→ Texto fornecido

Ações ainda resultaram na prisão de 18 mil pessoas e na apreensão de armas e drogas. Também houve queda nos homicídios, latrocínios e roubos de veículos entre 2025 e 2026
Em menos de dois meses, o programa Brasil Contra o Crime Organizado, do governo federal, levou a um prejuízo estimado em R$ 3 bilhões às facções criminosas. Somente nas ações de enfrentamento às fraudes eletrônicas e ao estelionato digital, foram bloqueados R$ 103 milhões.
Lançado no dia 12 de maio pelo presidente Luiz Inácio Lula da Silva, o programa tem como foco desarticular as estruturas econômicas, operacionais e territoriais que sustentam as organizações criminosas. As operações são coordenadas pelo Ministério da Justiça e Segurança Pública (MJSP), por meio da Secretaria Nacional de Segurança Pública (Senasp), e envolvem também agentes dos estados.
De acordo com balanço divulgado nesta quarta-feira (1º), essas ações também resultaram na prisão de 18,8 mil pessoas; na apreensão de quase 135 toneladas de drogas e na erradicação de mais de 93 mil pés de maconha.

→ Etapas do exercício
a. Conforme o texto sobre o programa Brasil Contra o Crime Organizado, qual valor foi bloqueado nas ações de enfrentamento às fraudes eletrônicas e ao estelionato digital?
b. Dê prosseguimento ao texto sobre o programa Brasil Contra o Crime Organizado a partir do ponto em que ele se encerra.
As linhas apresentadas abaixo não são necessárias para a realização das tarefas.

→ Linhas fornecidas
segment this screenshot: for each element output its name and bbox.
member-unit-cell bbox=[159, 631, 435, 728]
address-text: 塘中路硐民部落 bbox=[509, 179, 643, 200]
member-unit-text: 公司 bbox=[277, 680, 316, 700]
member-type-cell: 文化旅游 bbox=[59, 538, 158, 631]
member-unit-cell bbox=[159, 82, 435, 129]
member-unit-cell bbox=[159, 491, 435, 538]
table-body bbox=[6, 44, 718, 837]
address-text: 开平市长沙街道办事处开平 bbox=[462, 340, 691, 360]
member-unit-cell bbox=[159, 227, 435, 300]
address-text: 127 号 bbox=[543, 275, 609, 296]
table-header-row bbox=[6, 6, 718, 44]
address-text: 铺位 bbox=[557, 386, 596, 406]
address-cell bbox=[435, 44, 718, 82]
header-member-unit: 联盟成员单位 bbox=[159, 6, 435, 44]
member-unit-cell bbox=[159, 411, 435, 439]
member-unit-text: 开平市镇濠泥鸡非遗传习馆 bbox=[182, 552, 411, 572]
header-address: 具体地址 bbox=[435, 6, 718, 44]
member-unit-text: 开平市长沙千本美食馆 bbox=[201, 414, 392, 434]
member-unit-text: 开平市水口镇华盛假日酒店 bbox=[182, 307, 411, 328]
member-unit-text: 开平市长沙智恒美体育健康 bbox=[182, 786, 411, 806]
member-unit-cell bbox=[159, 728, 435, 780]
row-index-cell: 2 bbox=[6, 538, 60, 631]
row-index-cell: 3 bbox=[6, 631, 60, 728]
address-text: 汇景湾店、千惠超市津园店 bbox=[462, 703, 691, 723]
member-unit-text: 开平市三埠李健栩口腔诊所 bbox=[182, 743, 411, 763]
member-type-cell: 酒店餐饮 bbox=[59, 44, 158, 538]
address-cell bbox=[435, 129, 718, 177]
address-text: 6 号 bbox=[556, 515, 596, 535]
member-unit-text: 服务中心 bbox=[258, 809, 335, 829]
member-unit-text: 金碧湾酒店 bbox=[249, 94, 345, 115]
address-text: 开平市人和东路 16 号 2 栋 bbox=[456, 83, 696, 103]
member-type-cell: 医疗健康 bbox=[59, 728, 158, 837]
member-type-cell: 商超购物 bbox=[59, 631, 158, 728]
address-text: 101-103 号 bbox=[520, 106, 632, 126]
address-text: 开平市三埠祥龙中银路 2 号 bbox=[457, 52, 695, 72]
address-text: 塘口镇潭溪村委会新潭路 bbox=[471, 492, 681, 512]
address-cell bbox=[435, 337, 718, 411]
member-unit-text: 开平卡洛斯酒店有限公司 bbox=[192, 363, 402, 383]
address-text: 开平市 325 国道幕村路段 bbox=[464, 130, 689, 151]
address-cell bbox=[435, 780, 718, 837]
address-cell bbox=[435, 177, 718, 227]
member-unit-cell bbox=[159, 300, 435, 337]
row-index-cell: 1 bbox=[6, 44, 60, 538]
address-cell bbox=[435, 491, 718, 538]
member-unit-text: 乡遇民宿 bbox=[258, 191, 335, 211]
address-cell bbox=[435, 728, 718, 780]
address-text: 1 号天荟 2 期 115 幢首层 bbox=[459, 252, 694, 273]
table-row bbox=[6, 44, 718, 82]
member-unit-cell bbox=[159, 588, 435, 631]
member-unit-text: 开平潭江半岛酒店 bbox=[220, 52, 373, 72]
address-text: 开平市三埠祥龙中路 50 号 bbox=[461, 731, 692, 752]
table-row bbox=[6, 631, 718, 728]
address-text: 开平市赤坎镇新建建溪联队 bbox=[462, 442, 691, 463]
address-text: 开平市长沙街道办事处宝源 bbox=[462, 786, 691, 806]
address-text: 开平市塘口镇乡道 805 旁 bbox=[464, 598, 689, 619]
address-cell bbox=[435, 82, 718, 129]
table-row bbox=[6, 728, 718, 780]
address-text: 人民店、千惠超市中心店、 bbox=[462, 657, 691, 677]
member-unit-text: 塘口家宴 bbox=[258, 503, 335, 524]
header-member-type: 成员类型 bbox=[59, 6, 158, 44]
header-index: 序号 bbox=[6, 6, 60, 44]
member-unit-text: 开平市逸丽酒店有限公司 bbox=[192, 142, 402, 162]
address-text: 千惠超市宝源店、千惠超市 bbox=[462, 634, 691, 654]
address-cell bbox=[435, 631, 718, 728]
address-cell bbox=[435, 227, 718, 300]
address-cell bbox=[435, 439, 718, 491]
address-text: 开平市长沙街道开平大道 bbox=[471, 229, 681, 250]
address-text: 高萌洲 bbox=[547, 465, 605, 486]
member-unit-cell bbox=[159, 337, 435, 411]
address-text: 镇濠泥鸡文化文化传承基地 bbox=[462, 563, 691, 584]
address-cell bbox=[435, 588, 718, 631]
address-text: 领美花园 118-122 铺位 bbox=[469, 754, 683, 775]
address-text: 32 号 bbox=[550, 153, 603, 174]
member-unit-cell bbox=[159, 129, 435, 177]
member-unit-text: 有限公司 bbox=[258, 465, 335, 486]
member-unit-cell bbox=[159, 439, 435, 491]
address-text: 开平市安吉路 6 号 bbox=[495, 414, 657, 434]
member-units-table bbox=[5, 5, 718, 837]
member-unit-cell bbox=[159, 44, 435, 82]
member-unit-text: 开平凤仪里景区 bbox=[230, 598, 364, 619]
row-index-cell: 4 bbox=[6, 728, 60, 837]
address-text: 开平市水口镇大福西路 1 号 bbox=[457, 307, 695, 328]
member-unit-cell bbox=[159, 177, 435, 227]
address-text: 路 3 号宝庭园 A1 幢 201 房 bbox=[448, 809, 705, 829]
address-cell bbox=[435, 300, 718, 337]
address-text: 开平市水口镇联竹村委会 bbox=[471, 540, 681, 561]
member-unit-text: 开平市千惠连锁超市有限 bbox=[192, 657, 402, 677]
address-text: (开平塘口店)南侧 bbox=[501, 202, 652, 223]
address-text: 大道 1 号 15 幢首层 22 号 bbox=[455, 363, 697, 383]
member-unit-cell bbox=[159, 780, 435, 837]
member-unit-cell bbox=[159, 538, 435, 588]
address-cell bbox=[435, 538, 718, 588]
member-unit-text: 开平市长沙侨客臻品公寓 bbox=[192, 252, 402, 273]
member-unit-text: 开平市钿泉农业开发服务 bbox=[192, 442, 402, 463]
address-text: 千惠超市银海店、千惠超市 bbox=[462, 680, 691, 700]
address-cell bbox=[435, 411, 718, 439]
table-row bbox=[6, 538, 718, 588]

→ Respostas por tarefa
a. R$ 103 milhões.

b.
Além disso, o MJSP aponta para a retirada de circulação de 2.159 armas de fogo e 31,4 mil munições; a apreensão de mais de R$ 723 milhões em bens e o bloqueio de outros R$ 324,9 milhões em ativos financeiros.
Ao todo, as operações envolveram mais de 17 mil profissionais das forças de segurança federais, estaduais e municipais. Cálculos feitos pela pasta indicam que para cada R$ 1 empregado nas ações operacionais do programa, foi produzido um prejuízo aproximado de R$ 50 às organizações criminosas.
“O crime organizado atua como uma rede. Nossa resposta também precisa ser integrada. Estamos atacando não apenas quem executa os crimes, mas principalmente as estruturas financeiras, logísticas e patrimoniais que sustentam essas organizações”, disse o secretário de Segurança Pública, Chico Lucas.
Queda nos crimes violentos e patrimoniais
Outro dado apresentado pelo MJSP diz respeito à redução dos crimes violentos e patrimoniais entre maio de 2025 e maio de 2026. Os homicídios dolosos caíram 17,5%, os latrocínios tiveram redução de 14,3% e as lesões corporais seguidas de morte diminuíram 38,7%.
Ao mesmo tempo, o roubo de carga recuou 32%, o de veículos caiu 26%, os furtos de veículos reduziram 12% e os roubos a instituições financeiras registraram diminuição de 71% no período.